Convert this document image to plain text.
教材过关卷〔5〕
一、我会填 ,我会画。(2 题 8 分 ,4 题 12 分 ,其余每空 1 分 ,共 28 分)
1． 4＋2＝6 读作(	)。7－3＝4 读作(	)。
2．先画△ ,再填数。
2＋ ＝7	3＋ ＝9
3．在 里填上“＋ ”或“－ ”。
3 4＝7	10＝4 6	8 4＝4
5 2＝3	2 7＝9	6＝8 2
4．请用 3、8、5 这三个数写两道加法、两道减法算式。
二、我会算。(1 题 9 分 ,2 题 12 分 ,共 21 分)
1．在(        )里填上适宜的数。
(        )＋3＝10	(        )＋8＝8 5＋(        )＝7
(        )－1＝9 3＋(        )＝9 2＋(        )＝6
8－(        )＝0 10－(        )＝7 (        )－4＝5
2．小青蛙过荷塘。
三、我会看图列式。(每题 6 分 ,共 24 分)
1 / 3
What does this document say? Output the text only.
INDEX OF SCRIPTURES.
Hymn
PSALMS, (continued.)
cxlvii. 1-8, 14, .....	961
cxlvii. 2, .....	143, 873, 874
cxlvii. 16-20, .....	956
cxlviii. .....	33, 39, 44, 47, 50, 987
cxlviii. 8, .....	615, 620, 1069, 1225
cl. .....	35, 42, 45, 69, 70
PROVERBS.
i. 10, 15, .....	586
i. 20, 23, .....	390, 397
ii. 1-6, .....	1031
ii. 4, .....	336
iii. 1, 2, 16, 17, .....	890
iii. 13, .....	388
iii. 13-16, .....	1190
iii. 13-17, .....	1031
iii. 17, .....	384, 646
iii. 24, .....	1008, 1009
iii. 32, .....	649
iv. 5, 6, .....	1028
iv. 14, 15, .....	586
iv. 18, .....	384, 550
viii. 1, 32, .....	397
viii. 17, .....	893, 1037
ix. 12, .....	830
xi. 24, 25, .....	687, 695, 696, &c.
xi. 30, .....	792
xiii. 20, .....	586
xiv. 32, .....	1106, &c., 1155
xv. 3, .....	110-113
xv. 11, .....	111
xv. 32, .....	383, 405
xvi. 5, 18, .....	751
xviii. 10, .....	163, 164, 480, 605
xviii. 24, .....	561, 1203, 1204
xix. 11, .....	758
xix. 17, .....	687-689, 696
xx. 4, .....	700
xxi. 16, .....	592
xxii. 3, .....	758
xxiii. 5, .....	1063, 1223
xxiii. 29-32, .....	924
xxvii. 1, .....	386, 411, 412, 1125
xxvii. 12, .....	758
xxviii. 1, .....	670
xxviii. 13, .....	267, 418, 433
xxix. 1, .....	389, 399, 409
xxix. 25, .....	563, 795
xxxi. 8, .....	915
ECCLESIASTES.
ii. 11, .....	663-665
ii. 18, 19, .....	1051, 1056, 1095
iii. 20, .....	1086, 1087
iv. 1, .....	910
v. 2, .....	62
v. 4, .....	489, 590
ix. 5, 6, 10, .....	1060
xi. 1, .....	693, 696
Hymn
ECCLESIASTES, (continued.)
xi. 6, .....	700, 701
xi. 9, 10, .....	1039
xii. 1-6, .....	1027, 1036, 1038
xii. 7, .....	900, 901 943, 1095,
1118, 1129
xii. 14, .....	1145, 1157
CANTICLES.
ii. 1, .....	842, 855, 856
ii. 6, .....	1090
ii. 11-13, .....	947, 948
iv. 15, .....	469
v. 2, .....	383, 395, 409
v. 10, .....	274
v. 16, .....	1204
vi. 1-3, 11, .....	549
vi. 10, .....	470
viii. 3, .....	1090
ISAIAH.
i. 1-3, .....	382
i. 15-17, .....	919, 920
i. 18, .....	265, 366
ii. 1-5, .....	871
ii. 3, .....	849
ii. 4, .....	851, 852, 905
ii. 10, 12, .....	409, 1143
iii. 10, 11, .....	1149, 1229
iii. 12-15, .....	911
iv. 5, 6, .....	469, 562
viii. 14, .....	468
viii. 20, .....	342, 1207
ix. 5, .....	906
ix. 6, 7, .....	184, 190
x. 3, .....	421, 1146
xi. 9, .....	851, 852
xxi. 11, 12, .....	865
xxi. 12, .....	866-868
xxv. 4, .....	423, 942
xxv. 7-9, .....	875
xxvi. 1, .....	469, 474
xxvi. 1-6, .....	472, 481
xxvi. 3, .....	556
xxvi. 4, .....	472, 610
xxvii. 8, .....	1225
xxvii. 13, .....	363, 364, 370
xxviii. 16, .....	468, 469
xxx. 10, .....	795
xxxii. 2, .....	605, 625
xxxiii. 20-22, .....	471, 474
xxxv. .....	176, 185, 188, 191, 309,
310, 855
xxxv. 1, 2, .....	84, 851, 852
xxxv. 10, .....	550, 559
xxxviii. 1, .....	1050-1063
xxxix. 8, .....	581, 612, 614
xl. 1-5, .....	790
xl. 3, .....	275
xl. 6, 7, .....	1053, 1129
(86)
----------------------------------------
Repeat the records above exactly as they appear.

# [Response for this exercise]
Convert this document image to plain text.
教材过关卷〔5〕
一、我会填 ,我会画。(2 题 8 分 ,4 题 12 分 ,其余每空 1 分 ,共 28 分)
1． 4＋2＝6 读作(	)。7－3＝4 读作(	)。
2．先画△ ,再填数。
2＋ ＝7	3＋ ＝9
3．在 里填上“＋ ”或“－ ”。
3 4＝7	10＝4 6	8 4＝4
5 2＝3	2 7＝9	6＝8 2
4．请用 3、8、5 这三个数写两道加法、两道减法算式。
二、我会算。(1 题 9 分 ,2 题 12 分 ,共 21 分)
1．在(        )里填上适宜的数。
(        )＋3＝10	(        )＋8＝8 5＋(        )＝7
(        )－1＝9 3＋(        )＝9 2＋(        )＝6
8－(        )＝0 10－(        )＝7 (        )－4＝5
2．小青蛙过荷塘。
三、我会看图列式。(每题 6 分 ,共 24 分)
1 / 3
What does this document say? Output the text only.
INDEX OF SCRIPTURES.
Hymn
PSALMS, (continued.)
cxlvii. 1-8, 14, .....	961
cxlvii. 2, .....	143, 873, 874
cxlvii. 16-20, .....	956
cxlviii. .....	33, 39, 44, 47, 50, 987
cxlviii. 8, .....	615, 620, 1069, 1225
cl. .....	35, 42, 45, 69, 70
PROVERBS.
i. 10, 15, .....	586
i. 20, 23, .....	390, 397
ii. 1-6, .....	1031
ii. 4, .....	336
iii. 1, 2, 16, 17, .....	890
iii. 13, .....	388
iii. 13-16, .....	1190
iii. 13-17, .....	1031
iii. 17, .....	384, 646
iii. 24, .....	1008, 1009
iii. 32, .....	649
iv. 5, 6, .....	1028
iv. 14, 15, .....	586
iv. 18, .....	384, 550
viii. 1, 32, .....	397
viii. 17, .....	893, 1037
ix. 12, .....	830
xi. 24, 25, .....	687, 695, 696, &c.
xi. 30, .....	792
xiii. 20, .....	586
xiv. 32, .....	1106, &c., 1155
xv. 3, .....	110-113
xv. 11, .....	111
xv. 32, .....	383, 405
xvi. 5, 18, .....	751
xviii. 10, .....	163, 164, 480, 605
xviii. 24, .....	561, 1203, 1204
xix. 11, .....	758
xix. 17, .....	687-689, 696
xx. 4, .....	700
xxi. 16, .....	592
xxii. 3, .....	758
xxiii. 5, .....	1063, 1223
xxiii. 29-32, .....	924
xxvii. 1, .....	386, 411, 412, 1125
xxvii. 12, .....	758
xxviii. 1, .....	670
xxviii. 13, .....	267, 418, 433
xxix. 1, .....	389, 399, 409
xxix. 25, .....	563, 795
xxxi. 8, .....	915
ECCLESIASTES.
ii. 11, .....	663-665
ii. 18, 19, .....	1051, 1056, 1095
iii. 20, .....	1086, 1087
iv. 1, .....	910
v. 2, .....	62
v. 4, .....	489, 590
ix. 5, 6, 10, .....	1060
xi. 1, .....	693, 696
Hymn
ECCLESIASTES, (continued.)
xi. 6, .....	700, 701
xi. 9, 10, .....	1039
xii. 1-6, .....	1027, 1036, 1038
xii. 7, .....	900, 901 943, 1095,
1118, 1129
xii. 14, .....	1145, 1157
CANTICLES.
ii. 1, .....	842, 855, 856
ii. 6, .....	1090
ii. 11-13, .....	947, 948
iv. 15, .....	469
v. 2, .....	383, 395, 409
v. 10, .....	274
v. 16, .....	1204
vi. 1-3, 11, .....	549
vi. 10, .....	470
viii. 3, .....	1090
ISAIAH.
i. 1-3, .....	382
i. 15-17, .....	919, 920
i. 18, .....	265, 366
ii. 1-5, .....	871
ii. 3, .....	849
ii. 4, .....	851, 852, 905
ii. 10, 12, .....	409, 1143
iii. 10, 11, .....	1149, 1229
iii. 12-15, .....	911
iv. 5, 6, .....	469, 562
viii. 14, .....	468
viii. 20, .....	342, 1207
ix. 5, .....	906
ix. 6, 7, .....	184, 190
x. 3, .....	421, 1146
xi. 9, .....	851, 852
xxi. 11, 12, .....	865
xxi. 12, .....	866-868
xxv. 4, .....	423, 942
xxv. 7-9, .....	875
xxvi. 1, .....	469, 474
xxvi. 1-6, .....	472, 481
xxvi. 3, .....	556
xxvi. 4, .....	472, 610
xxvii. 8, .....	1225
xxvii. 13, .....	363, 364, 370
xxviii. 16, .....	468, 469
xxx. 10, .....	795
xxxii. 2, .....	605, 625
xxxiii. 20-22, .....	471, 474
xxxv. .....	176, 185, 188, 191, 309,
310, 855
xxxv. 1, 2, .....	84, 851, 852
xxxv. 10, .....	550, 559
xxxviii. 1, .....	1050-1063
xxxix. 8, .....	581, 612, 614
xl. 1-5, .....	790
xl. 3, .....	275
xl. 6, 7, .....	1053, 1129
(86)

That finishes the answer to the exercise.